AVAILABLE DATA —

○ ○ ○

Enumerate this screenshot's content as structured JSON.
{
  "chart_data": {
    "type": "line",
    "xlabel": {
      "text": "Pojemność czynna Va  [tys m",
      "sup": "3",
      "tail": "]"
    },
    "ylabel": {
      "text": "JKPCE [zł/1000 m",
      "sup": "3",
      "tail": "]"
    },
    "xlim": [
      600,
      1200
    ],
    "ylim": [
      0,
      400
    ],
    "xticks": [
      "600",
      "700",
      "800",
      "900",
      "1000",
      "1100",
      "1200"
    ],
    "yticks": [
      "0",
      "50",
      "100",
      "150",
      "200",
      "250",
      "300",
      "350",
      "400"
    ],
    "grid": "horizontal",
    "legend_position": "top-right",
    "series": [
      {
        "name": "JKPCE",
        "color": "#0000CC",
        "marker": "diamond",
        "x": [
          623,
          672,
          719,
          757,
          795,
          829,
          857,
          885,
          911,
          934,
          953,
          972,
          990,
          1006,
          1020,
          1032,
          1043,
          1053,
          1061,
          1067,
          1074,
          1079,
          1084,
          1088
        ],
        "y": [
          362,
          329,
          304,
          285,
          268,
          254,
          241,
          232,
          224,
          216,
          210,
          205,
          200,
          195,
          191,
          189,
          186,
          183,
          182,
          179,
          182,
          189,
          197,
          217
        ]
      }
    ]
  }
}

○ ○ ○

SHORT EXERCISE —
Restate the records, all of them, precisely as written.

ANSWER TO THIS TASK —
Enumerate this screenshot's content as structured JSON.
{
  "chart_data": {
    "type": "line",
    "xlabel": {
      "text": "Pojemność czynna Va  [tys m",
      "sup": "3",
      "tail": "]"
    },
    "ylabel": {
      "text": "JKPCE [zł/1000 m",
      "sup": "3",
      "tail": "]"
    },
    "xlim": [
      600,
      1200
    ],
    "ylim": [
      0,
      400
    ],
    "xticks": [
      "600",
      "700",
      "800",
      "900",
      "1000",
      "1100",
      "1200"
    ],
    "yticks": [
      "0",
      "50",
      "100",
      "150",
      "200",
      "250",
      "300",
      "350",
      "400"
    ],
    "grid": "horizontal",
    "legend_position": "top-right",
    "series": [
      {
        "name": "JKPCE",
        "color": "#0000CC",
        "marker": "diamond",
        "x": [
          623,
          672,
          719,
          757,
          795,
          829,
          857,
          885,
          911,
          934,
          953,
          972,
          990,
          1006,
          1020,
          1032,
          1043,
          1053,
          1061,
          1067,
          1074,
          1079,
          1084,
          1088
        ],
        "y": [
          362,
          329,
          304,
          285,
          268,
          254,
          241,
          232,
          224,
          216,
          210,
          205,
          200,
          195,
          191,
          189,
          186,
          183,
          182,
          179,
          182,
          189,
          197,
          217
        ]
      }
    ]
  }
}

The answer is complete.